#### Work instructions
Write out each of the following rows verbatim, with no changes of any kind.

Records contained in a dataset
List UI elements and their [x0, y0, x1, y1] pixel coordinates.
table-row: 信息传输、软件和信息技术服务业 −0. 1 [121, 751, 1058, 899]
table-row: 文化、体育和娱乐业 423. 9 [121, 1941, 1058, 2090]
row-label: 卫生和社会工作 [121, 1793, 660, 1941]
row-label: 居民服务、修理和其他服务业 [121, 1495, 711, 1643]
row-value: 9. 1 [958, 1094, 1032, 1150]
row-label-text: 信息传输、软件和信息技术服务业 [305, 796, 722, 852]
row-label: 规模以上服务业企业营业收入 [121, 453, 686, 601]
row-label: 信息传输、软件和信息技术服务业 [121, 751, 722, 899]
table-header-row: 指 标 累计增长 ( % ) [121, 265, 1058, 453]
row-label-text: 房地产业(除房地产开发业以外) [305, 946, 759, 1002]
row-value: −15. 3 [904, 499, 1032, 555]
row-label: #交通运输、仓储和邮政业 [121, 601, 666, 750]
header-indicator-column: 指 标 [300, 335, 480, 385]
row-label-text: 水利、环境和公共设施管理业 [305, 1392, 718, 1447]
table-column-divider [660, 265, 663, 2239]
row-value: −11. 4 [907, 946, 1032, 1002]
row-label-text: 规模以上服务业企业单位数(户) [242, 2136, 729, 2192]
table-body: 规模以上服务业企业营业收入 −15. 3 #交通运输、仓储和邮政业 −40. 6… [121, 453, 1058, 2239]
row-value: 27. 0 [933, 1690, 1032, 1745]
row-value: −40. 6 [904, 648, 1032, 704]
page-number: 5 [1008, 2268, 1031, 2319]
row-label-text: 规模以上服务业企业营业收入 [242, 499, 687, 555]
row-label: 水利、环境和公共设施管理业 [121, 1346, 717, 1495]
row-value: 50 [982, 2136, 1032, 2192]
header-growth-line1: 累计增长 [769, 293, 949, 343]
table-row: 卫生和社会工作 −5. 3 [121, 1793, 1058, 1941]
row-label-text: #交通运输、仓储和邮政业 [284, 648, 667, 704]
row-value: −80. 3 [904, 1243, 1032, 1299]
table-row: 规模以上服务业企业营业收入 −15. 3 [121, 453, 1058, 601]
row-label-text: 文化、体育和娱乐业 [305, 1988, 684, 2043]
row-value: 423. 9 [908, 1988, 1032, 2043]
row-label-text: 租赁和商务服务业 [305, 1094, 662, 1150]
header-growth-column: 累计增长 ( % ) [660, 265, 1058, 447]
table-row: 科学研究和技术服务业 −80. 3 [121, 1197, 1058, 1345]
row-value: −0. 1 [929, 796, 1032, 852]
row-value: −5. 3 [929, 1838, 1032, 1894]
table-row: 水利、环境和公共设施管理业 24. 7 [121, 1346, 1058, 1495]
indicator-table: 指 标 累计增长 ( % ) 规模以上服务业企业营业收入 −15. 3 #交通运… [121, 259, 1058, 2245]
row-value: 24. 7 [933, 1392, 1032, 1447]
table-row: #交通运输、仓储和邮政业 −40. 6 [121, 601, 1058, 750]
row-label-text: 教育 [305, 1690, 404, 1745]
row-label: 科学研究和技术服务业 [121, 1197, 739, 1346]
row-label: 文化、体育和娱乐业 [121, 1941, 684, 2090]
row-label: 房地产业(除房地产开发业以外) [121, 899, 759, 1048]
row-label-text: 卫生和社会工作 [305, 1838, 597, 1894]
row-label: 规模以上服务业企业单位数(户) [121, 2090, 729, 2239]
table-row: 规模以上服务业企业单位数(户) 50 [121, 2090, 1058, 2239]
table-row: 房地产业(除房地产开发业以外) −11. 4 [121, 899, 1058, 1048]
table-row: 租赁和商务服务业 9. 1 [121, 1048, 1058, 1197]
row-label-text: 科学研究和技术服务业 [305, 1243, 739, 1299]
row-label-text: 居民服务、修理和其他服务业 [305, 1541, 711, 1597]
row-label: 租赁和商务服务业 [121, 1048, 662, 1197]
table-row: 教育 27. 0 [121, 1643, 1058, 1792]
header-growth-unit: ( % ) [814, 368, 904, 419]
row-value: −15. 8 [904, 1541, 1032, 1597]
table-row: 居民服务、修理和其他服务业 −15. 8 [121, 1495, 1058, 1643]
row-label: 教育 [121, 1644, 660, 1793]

#### Expected answer
List UI elements and their [x0, y0, x1, y1] pixel coordinates.
table-row: 信息传输、软件和信息技术服务业 −0. 1 [121, 751, 1058, 899]
table-row: 文化、体育和娱乐业 423. 9 [121, 1941, 1058, 2090]
row-label: 卫生和社会工作 [121, 1793, 660, 1941]
row-label: 居民服务、修理和其他服务业 [121, 1495, 711, 1643]
row-value: 9. 1 [958, 1094, 1032, 1150]
row-label-text: 信息传输、软件和信息技术服务业 [305, 796, 722, 852]
row-label: 规模以上服务业企业营业收入 [121, 453, 686, 601]
row-label: 信息传输、软件和信息技术服务业 [121, 751, 722, 899]
table-header-row: 指 标 累计增长 ( % ) [121, 265, 1058, 453]
row-label-text: 房地产业(除房地产开发业以外) [305, 946, 759, 1002]
row-value: −15. 3 [904, 499, 1032, 555]
row-label: #交通运输、仓储和邮政业 [121, 601, 666, 750]
header-indicator-column: 指 标 [300, 335, 480, 385]
row-label-text: 水利、环境和公共设施管理业 [305, 1392, 718, 1447]
table-column-divider [660, 265, 663, 2239]
row-value: −11. 4 [907, 946, 1032, 1002]
row-label-text: 规模以上服务业企业单位数(户) [242, 2136, 729, 2192]
table-body: 规模以上服务业企业营业收入 −15. 3 #交通运输、仓储和邮政业 −40. 6… [121, 453, 1058, 2239]
row-value: 27. 0 [933, 1690, 1032, 1745]
row-value: −40. 6 [904, 648, 1032, 704]
page-number: 5 [1008, 2268, 1031, 2319]
row-label-text: 规模以上服务业企业营业收入 [242, 499, 687, 555]
row-label: 水利、环境和公共设施管理业 [121, 1346, 717, 1495]
row-value: 50 [982, 2136, 1032, 2192]
header-growth-line1: 累计增长 [769, 293, 949, 343]
table-row: 卫生和社会工作 −5. 3 [121, 1793, 1058, 1941]
row-label-text: #交通运输、仓储和邮政业 [284, 648, 667, 704]
row-value: −80. 3 [904, 1243, 1032, 1299]
table-row: 规模以上服务业企业营业收入 −15. 3 [121, 453, 1058, 601]
row-label-text: 文化、体育和娱乐业 [305, 1988, 684, 2043]
row-value: 423. 9 [908, 1988, 1032, 2043]
row-label-text: 租赁和商务服务业 [305, 1094, 662, 1150]
header-growth-column: 累计增长 ( % ) [660, 265, 1058, 447]
table-row: 科学研究和技术服务业 −80. 3 [121, 1197, 1058, 1345]
row-value: −0. 1 [929, 796, 1032, 852]
row-value: −5. 3 [929, 1838, 1032, 1894]
table-row: 水利、环境和公共设施管理业 24. 7 [121, 1346, 1058, 1495]
indicator-table: 指 标 累计增长 ( % ) 规模以上服务业企业营业收入 −15. 3 #交通运… [121, 259, 1058, 2245]
row-value: 24. 7 [933, 1392, 1032, 1447]
table-row: #交通运输、仓储和邮政业 −40. 6 [121, 601, 1058, 750]
row-label-text: 教育 [305, 1690, 404, 1745]
row-label: 科学研究和技术服务业 [121, 1197, 739, 1346]
row-label: 文化、体育和娱乐业 [121, 1941, 684, 2090]
row-label: 房地产业(除房地产开发业以外) [121, 899, 759, 1048]
row-label-text: 卫生和社会工作 [305, 1838, 597, 1894]
row-label: 规模以上服务业企业单位数(户) [121, 2090, 729, 2239]
table-row: 规模以上服务业企业单位数(户) 50 [121, 2090, 1058, 2239]
table-row: 房地产业(除房地产开发业以外) −11. 4 [121, 899, 1058, 1048]
table-row: 租赁和商务服务业 9. 1 [121, 1048, 1058, 1197]
row-label-text: 科学研究和技术服务业 [305, 1243, 739, 1299]
row-label-text: 居民服务、修理和其他服务业 [305, 1541, 711, 1597]
row-label: 租赁和商务服务业 [121, 1048, 662, 1197]
table-row: 教育 27. 0 [121, 1643, 1058, 1792]
header-growth-unit: ( % ) [814, 368, 904, 419]
row-value: −15. 8 [904, 1541, 1032, 1597]
table-row: 居民服务、修理和其他服务业 −15. 8 [121, 1495, 1058, 1643]
row-label: 教育 [121, 1644, 660, 1793]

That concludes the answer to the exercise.